◆ Objective ◆
Show every line in the entries below where the word "events" appears.

◆ Exercise materials ◆
^^^^^^^^^^^^^^^^

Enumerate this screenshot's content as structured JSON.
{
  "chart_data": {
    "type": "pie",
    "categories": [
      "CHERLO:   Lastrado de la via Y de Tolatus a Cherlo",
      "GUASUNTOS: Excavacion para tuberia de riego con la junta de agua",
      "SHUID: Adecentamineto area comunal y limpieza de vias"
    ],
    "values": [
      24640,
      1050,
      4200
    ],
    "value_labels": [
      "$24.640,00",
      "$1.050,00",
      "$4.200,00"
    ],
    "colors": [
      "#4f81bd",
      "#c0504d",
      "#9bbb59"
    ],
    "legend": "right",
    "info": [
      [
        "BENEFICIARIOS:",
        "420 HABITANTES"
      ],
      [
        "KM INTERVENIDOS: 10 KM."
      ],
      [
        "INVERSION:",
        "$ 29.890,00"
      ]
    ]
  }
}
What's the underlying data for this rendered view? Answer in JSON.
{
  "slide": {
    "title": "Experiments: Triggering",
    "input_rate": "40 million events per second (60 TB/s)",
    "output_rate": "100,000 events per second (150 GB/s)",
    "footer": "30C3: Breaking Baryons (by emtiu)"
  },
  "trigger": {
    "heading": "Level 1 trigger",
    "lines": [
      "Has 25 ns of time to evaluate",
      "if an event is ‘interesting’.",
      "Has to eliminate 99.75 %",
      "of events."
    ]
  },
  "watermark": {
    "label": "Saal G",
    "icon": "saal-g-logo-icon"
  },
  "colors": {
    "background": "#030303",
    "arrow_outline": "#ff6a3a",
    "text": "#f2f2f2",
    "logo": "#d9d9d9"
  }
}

^^^^^^^^^^^^^^^^

◆ Complete answer ◆
    "input_rate": "40 million events per second (60 TB/s)",
    "output_rate": "100,000 events per second (150 GB/s)",
      "of events."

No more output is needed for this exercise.